***** DATA TO USE
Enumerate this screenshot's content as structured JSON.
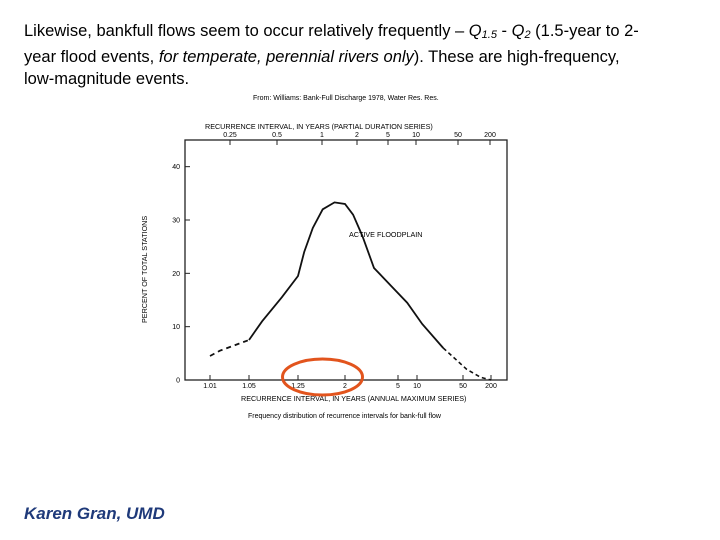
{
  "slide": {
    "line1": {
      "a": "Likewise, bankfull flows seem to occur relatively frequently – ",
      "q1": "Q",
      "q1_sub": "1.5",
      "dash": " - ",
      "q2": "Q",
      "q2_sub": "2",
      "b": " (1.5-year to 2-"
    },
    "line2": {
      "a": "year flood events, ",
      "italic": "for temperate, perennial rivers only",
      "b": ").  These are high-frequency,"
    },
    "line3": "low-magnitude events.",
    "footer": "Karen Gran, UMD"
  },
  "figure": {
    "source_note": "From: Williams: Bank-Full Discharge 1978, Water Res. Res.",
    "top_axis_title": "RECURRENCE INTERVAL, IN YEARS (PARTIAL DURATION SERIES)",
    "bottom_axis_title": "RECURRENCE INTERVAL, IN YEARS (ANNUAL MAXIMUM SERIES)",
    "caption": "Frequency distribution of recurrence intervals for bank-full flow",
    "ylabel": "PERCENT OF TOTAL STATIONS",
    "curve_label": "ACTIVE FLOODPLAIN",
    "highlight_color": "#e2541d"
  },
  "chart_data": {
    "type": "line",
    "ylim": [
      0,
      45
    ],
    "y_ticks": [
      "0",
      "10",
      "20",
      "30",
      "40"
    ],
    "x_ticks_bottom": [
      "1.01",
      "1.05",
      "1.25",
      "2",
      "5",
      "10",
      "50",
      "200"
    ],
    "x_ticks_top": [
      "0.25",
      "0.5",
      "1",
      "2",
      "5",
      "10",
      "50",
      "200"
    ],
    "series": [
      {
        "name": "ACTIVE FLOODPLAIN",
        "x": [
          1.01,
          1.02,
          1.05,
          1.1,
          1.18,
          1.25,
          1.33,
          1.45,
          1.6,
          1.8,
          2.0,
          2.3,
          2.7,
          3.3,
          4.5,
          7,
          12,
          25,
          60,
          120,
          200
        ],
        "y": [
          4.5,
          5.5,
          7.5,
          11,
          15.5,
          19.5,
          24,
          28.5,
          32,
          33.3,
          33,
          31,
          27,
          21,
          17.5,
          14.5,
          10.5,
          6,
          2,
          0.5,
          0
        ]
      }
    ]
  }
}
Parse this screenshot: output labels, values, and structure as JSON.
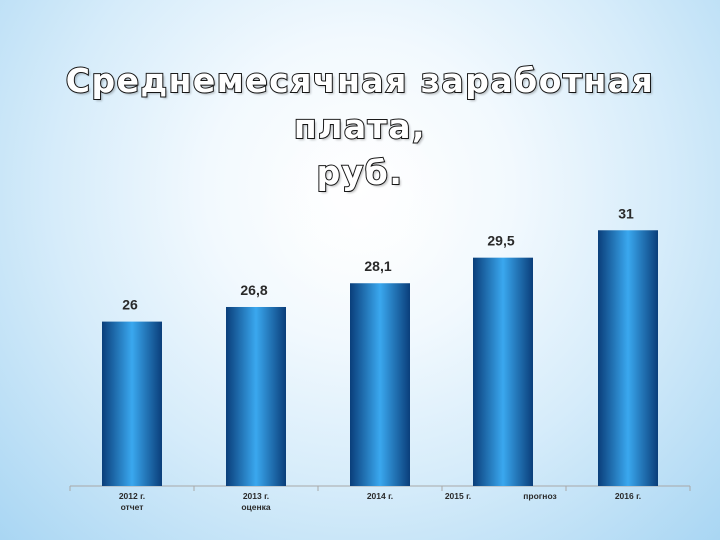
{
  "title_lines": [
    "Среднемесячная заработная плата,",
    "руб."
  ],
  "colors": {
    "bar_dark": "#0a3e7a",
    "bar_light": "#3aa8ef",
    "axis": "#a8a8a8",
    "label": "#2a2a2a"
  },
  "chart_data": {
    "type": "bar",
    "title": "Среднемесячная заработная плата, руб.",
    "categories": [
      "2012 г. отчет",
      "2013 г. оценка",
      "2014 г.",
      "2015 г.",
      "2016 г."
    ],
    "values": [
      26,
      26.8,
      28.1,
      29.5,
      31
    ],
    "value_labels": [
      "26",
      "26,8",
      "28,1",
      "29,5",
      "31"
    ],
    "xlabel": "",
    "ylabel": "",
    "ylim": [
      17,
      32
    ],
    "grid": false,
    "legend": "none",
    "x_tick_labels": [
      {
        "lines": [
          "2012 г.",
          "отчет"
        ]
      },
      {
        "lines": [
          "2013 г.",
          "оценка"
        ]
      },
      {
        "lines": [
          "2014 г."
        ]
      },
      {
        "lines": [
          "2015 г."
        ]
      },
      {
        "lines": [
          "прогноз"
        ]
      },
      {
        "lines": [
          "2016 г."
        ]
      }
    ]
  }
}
**********
* _SHORT TASK_
All of the entries above should be duplicated exactly, except for the pictures.

* _RESULT_
Enumerate this screenshot's content as structured JSON.
{
  "slide": {
    "line1": {
      "a": "Likewise, bankfull flows seem to occur relatively frequently – ",
      "q1": "Q",
      "q1_sub": "1.5",
      "dash": " - ",
      "q2": "Q",
      "q2_sub": "2",
      "b": " (1.5-year to 2-"
    },
    "line2": {
      "a": "year flood events, ",
      "italic": "for temperate, perennial rivers only",
      "b": ").  These are high-frequency,"
    },
    "line3": "low-magnitude events.",
    "footer": "Karen Gran, UMD"
  },
  "figure": {
    "source_note": "From: Williams: Bank-Full Discharge 1978, Water Res. Res.",
    "top_axis_title": "RECURRENCE INTERVAL, IN YEARS (PARTIAL DURATION SERIES)",
    "bottom_axis_title": "RECURRENCE INTERVAL, IN YEARS (ANNUAL MAXIMUM SERIES)",
    "caption": "Frequency distribution of recurrence intervals for bank-full flow",
    "ylabel": "PERCENT OF TOTAL STATIONS",
    "curve_label": "ACTIVE FLOODPLAIN",
    "highlight_color": "#e2541d"
  },
  "chart_data": {
    "type": "line",
    "ylim": [
      0,
      45
    ],
    "y_ticks": [
      "0",
      "10",
      "20",
      "30",
      "40"
    ],
    "x_ticks_bottom": [
      "1.01",
      "1.05",
      "1.25",
      "2",
      "5",
      "10",
      "50",
      "200"
    ],
    "x_ticks_top": [
      "0.25",
      "0.5",
      "1",
      "2",
      "5",
      "10",
      "50",
      "200"
    ],
    "series": [
      {
        "name": "ACTIVE FLOODPLAIN",
        "x": [
          1.01,
          1.02,
          1.05,
          1.1,
          1.18,
          1.25,
          1.33,
          1.45,
          1.6,
          1.8,
          2.0,
          2.3,
          2.7,
          3.3,
          4.5,
          7,
          12,
          25,
          60,
          120,
          200
        ],
        "y": [
          4.5,
          5.5,
          7.5,
          11,
          15.5,
          19.5,
          24,
          28.5,
          32,
          33.3,
          33,
          31,
          27,
          21,
          17.5,
          14.5,
          10.5,
          6,
          2,
          0.5,
          0
        ]
      }
    ]
  }
}
Parse this screenshot: output labels, values, and structure as JSON.
{
  "title_lines": [
    "Среднемесячная заработная плата,",
    "руб."
  ],
  "colors": {
    "bar_dark": "#0a3e7a",
    "bar_light": "#3aa8ef",
    "axis": "#a8a8a8",
    "label": "#2a2a2a"
  },
  "chart_data": {
    "type": "bar",
    "title": "Среднемесячная заработная плата, руб.",
    "categories": [
      "2012 г. отчет",
      "2013 г. оценка",
      "2014 г.",
      "2015 г.",
      "2016 г."
    ],
    "values": [
      26,
      26.8,
      28.1,
      29.5,
      31
    ],
    "value_labels": [
      "26",
      "26,8",
      "28,1",
      "29,5",
      "31"
    ],
    "xlabel": "",
    "ylabel": "",
    "ylim": [
      17,
      32
    ],
    "grid": false,
    "legend": "none",
    "x_tick_labels": [
      {
        "lines": [
          "2012 г.",
          "отчет"
        ]
      },
      {
        "lines": [
          "2013 г.",
          "оценка"
        ]
      },
      {
        "lines": [
          "2014 г."
        ]
      },
      {
        "lines": [
          "2015 г."
        ]
      },
      {
        "lines": [
          "прогноз"
        ]
      },
      {
        "lines": [
          "2016 г."
        ]
      }
    ]
  }
}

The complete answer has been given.